Go through the data below line by line and count those containing the word "Login". Reply with the count only.

Dataset excerpt:
########################################
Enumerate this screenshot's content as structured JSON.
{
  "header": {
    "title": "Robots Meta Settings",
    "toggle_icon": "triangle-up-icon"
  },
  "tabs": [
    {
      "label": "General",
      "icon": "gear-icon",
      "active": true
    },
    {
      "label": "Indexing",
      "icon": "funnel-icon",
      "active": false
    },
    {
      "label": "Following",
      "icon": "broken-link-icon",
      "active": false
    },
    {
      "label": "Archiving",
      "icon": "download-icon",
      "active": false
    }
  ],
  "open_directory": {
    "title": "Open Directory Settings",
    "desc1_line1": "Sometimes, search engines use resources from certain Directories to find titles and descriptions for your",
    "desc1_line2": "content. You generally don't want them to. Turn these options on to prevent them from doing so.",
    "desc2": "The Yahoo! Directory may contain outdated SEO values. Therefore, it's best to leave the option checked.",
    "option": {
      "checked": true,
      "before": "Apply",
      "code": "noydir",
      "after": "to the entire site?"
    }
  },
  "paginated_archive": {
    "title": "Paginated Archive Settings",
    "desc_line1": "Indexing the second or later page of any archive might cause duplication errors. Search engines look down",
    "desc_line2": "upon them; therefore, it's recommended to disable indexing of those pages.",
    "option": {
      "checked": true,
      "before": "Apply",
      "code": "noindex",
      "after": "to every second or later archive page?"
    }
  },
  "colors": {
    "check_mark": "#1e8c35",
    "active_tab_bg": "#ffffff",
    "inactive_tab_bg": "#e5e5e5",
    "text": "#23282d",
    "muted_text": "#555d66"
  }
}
########################################
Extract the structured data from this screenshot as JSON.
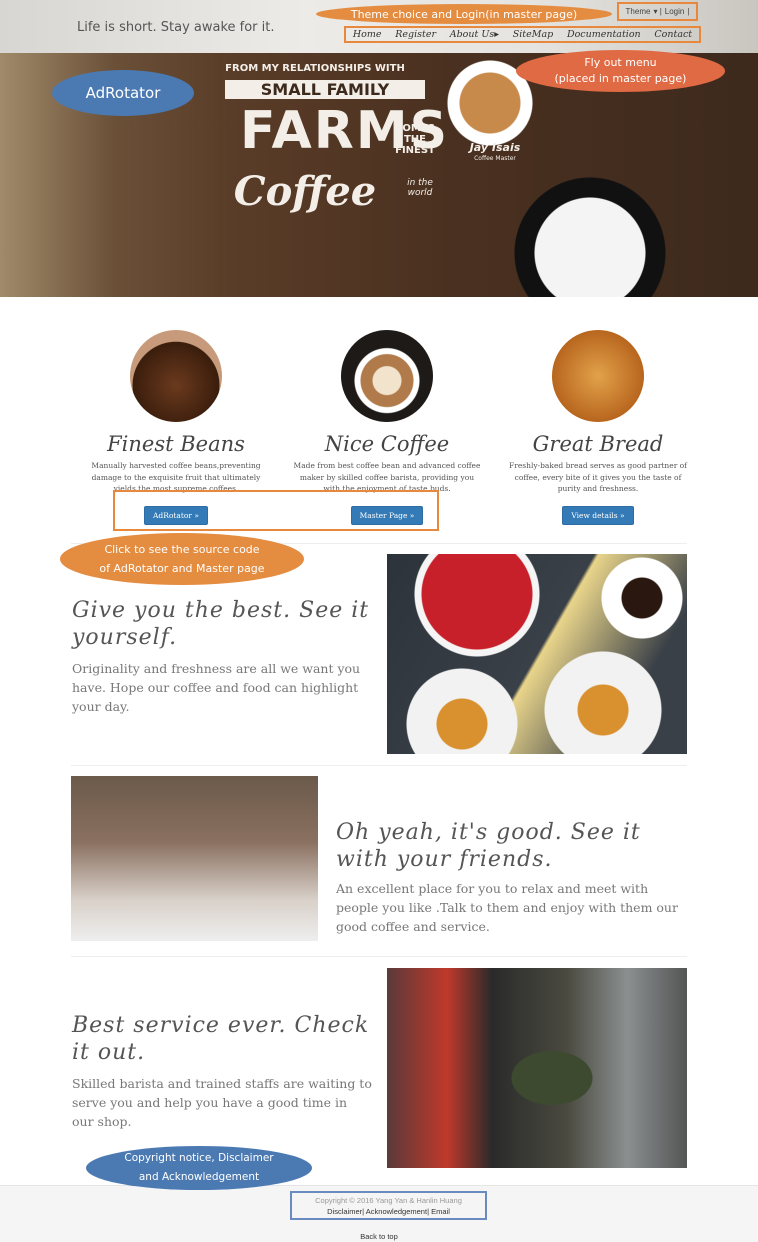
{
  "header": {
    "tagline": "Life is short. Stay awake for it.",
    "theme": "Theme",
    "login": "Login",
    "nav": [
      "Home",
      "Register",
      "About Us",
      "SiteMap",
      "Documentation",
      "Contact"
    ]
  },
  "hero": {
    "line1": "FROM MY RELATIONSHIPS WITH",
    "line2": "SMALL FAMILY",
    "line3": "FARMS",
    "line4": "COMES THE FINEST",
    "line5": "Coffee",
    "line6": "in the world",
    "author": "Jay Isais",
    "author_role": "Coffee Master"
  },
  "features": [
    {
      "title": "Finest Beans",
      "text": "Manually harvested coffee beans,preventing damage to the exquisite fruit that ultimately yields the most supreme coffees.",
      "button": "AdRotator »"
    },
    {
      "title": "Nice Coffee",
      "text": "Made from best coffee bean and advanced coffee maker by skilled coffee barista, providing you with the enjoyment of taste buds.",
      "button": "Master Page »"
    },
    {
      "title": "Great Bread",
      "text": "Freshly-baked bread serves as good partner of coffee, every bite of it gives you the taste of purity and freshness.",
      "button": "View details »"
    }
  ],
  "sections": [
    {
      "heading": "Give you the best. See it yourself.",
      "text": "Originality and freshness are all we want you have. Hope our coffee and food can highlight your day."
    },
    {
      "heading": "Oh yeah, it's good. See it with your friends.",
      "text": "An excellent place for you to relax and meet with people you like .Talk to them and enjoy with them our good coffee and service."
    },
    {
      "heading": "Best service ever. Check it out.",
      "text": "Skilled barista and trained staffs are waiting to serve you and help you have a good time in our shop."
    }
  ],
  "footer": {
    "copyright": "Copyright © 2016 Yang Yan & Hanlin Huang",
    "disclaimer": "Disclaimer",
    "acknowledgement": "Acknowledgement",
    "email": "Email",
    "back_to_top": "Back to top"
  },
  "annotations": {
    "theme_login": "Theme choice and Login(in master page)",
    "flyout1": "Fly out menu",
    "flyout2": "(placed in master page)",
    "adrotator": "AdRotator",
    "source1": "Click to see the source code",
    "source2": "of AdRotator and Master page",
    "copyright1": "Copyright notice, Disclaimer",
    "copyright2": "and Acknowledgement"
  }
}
########################################
## Result of this task
2